[start of Listed records]
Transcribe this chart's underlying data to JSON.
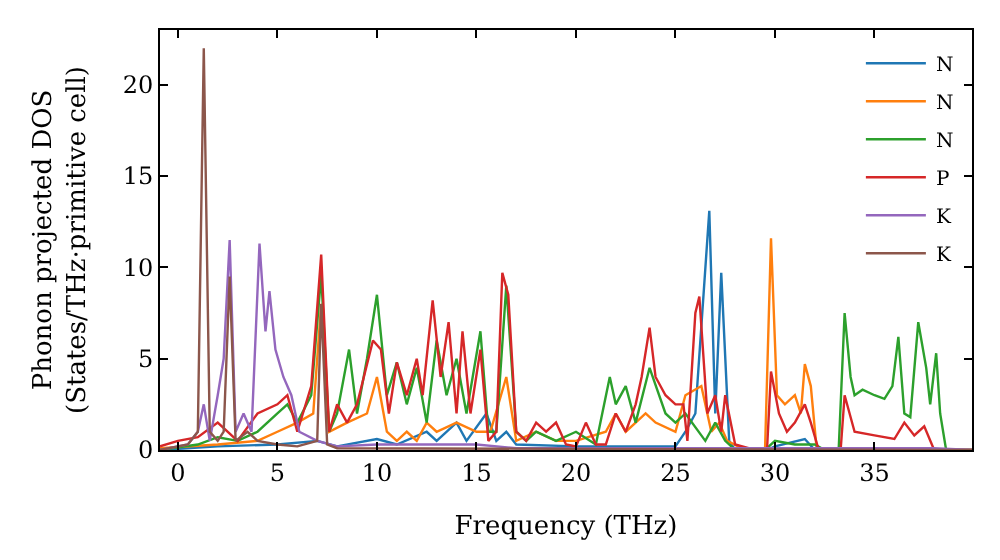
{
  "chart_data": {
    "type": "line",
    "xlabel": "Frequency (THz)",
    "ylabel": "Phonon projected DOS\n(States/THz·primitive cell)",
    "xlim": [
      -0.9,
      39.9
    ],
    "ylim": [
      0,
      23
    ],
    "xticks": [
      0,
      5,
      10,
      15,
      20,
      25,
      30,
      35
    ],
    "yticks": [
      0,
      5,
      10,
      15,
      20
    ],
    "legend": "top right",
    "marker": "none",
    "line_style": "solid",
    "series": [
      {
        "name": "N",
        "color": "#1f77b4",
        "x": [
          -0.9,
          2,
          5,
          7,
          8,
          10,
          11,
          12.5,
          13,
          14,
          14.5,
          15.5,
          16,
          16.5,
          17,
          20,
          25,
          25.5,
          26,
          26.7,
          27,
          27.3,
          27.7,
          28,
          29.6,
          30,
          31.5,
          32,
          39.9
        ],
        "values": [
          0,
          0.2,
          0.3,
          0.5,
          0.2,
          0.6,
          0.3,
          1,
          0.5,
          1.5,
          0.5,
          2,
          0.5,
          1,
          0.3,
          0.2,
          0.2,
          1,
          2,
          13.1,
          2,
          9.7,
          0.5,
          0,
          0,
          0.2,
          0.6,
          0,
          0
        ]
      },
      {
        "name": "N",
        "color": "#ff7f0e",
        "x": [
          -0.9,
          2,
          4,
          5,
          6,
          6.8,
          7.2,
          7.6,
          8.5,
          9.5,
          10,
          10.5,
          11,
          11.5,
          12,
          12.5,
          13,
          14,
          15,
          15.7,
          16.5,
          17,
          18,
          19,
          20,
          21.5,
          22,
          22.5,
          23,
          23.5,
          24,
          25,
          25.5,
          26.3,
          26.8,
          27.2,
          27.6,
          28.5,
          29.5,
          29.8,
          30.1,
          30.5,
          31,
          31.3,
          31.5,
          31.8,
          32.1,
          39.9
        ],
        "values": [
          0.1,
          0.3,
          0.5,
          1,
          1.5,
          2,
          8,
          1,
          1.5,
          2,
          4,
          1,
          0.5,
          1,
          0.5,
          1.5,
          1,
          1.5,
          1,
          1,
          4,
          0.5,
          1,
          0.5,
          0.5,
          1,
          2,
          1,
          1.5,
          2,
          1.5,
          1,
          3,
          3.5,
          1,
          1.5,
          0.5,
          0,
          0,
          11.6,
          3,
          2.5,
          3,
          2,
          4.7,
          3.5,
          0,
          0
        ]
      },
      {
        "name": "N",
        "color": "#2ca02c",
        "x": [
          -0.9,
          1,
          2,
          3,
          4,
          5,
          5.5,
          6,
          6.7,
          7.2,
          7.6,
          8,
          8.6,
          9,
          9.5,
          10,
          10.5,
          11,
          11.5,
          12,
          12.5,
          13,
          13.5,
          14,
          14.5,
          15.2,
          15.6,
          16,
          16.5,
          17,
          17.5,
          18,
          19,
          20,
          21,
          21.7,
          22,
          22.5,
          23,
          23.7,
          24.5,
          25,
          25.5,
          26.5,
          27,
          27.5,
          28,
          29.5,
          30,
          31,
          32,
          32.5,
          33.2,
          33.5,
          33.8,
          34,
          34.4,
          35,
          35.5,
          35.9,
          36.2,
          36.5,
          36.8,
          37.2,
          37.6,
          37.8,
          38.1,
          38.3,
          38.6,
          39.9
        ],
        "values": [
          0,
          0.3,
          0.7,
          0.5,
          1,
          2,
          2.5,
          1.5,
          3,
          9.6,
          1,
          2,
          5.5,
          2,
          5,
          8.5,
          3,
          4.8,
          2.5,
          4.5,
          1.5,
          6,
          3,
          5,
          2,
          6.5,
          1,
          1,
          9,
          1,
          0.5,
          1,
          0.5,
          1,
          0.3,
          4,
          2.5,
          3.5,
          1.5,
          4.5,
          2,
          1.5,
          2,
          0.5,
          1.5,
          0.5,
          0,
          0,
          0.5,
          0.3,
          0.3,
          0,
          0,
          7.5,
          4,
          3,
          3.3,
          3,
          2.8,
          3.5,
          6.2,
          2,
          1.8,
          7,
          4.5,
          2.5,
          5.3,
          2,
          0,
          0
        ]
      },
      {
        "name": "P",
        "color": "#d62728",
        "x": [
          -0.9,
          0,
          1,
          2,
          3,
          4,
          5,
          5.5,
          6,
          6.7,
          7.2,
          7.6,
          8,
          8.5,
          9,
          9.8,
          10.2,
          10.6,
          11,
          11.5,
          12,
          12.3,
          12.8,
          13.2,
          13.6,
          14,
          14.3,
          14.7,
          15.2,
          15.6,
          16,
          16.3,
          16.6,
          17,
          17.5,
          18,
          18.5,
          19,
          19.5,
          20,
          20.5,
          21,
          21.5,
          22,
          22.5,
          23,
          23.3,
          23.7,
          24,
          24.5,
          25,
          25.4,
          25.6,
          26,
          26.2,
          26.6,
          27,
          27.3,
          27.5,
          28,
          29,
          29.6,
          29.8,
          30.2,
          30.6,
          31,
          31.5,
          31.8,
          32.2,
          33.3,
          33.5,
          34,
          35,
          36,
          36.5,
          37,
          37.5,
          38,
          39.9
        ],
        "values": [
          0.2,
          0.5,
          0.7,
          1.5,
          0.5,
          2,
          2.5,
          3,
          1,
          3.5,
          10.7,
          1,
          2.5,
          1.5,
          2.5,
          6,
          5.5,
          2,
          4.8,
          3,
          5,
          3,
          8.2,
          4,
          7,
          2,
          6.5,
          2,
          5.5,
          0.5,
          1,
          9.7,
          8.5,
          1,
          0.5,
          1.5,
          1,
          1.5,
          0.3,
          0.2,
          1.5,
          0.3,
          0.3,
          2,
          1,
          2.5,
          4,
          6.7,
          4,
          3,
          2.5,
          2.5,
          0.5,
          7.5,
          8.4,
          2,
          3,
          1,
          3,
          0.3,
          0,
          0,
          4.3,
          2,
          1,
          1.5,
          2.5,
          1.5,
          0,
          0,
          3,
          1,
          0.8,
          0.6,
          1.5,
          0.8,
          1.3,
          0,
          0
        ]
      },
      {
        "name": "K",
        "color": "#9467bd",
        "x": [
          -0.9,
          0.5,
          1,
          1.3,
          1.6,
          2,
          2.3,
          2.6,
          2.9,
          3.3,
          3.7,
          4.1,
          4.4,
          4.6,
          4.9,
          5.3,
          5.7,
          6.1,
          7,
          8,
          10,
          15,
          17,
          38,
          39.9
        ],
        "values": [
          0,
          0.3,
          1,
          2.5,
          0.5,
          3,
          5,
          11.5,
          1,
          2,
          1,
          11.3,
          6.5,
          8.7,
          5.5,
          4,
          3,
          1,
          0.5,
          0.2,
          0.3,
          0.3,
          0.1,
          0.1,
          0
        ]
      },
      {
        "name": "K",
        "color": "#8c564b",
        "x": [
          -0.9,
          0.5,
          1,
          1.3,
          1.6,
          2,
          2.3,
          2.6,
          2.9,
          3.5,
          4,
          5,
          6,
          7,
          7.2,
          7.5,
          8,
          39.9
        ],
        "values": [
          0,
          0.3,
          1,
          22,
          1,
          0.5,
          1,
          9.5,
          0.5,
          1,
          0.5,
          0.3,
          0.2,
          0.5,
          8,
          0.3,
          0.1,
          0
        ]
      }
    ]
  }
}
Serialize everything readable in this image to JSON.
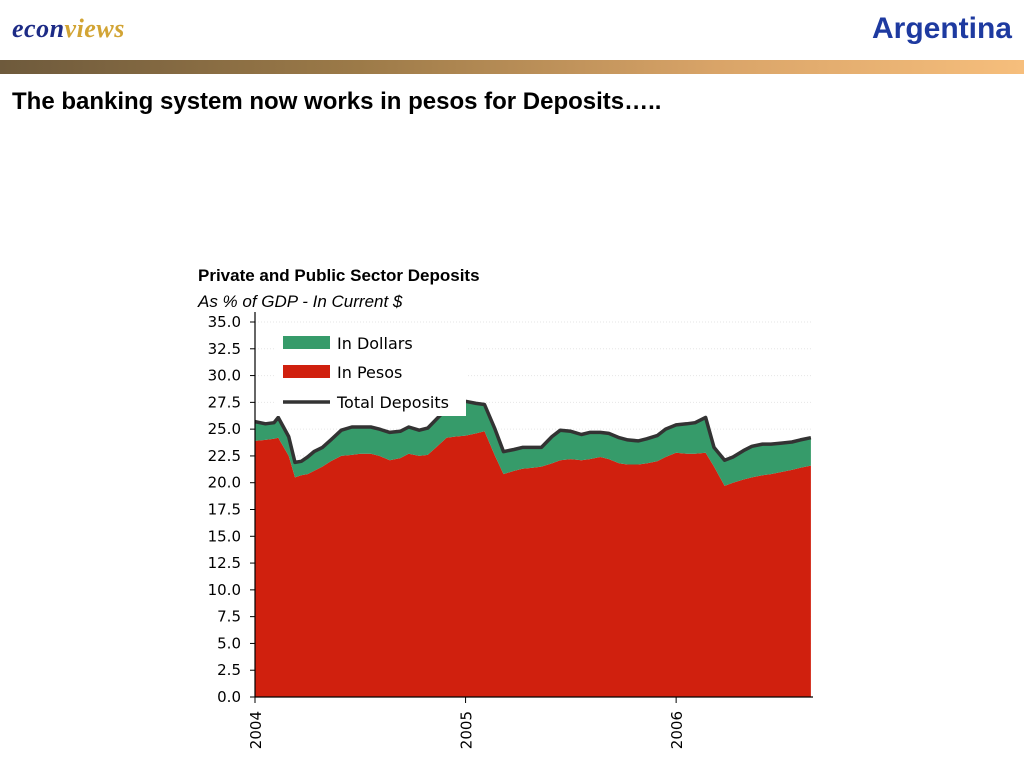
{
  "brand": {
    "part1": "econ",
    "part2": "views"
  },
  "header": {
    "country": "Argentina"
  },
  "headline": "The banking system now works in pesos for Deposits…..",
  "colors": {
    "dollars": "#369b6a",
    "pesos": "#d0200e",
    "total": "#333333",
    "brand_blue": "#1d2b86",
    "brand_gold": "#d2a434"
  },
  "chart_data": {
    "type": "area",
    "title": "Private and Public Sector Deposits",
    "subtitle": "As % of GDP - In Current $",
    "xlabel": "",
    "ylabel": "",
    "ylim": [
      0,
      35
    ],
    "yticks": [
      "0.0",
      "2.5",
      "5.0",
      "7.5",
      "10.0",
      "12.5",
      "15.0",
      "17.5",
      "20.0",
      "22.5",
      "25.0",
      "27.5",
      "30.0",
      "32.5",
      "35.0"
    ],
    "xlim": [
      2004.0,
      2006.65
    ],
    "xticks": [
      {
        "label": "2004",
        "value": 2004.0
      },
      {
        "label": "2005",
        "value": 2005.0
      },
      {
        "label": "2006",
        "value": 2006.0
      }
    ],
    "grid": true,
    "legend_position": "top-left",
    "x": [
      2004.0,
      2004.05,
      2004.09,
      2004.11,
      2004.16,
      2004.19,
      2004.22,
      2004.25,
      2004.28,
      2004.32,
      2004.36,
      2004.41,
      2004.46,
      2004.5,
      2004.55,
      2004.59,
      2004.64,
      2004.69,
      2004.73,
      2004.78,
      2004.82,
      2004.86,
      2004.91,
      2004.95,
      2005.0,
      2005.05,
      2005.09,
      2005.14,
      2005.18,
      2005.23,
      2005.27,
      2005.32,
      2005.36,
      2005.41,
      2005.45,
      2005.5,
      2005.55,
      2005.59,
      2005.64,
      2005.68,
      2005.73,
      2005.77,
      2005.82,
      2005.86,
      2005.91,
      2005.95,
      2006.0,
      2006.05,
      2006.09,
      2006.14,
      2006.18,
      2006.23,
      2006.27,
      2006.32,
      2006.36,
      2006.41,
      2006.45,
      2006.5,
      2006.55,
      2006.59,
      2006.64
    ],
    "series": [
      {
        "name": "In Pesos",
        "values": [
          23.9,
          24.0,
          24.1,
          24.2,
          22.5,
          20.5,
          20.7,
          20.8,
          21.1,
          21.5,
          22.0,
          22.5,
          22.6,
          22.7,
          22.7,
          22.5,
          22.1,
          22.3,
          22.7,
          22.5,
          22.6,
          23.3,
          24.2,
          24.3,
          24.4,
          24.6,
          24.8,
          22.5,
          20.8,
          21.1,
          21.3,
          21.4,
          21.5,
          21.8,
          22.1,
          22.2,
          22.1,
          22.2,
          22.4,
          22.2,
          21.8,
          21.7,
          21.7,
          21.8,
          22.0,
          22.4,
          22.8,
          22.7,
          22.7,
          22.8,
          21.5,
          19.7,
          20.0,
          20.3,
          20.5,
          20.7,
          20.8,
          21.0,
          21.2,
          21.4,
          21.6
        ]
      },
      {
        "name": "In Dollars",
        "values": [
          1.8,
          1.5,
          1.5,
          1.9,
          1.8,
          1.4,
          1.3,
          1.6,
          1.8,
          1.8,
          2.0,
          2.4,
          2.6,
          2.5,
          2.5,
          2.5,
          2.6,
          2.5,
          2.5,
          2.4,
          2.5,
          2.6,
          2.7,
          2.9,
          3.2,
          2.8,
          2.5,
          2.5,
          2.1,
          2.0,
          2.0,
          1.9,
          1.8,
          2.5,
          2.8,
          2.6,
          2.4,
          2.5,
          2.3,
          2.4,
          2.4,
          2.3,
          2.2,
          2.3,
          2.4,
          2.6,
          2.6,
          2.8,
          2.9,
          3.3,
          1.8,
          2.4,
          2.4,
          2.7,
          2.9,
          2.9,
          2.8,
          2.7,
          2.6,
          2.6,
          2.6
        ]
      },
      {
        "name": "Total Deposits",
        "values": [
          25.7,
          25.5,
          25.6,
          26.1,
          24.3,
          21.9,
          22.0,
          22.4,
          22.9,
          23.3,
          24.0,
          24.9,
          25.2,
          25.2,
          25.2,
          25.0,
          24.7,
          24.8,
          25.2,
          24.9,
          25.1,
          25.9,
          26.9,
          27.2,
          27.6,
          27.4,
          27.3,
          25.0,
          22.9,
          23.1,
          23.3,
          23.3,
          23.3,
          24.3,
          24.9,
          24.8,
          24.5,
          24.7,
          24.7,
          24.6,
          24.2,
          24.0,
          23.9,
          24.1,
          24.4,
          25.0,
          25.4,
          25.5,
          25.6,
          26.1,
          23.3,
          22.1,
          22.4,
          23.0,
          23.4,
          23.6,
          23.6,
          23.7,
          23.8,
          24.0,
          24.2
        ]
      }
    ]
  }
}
[end of Listed records]
*Aim:* Gather each line from the listing above that holds "ylabel".

*Response:*
    "ylabel": "Phonon projected DOS\n(States/THz·primitive cell)",
    "ylabel": "",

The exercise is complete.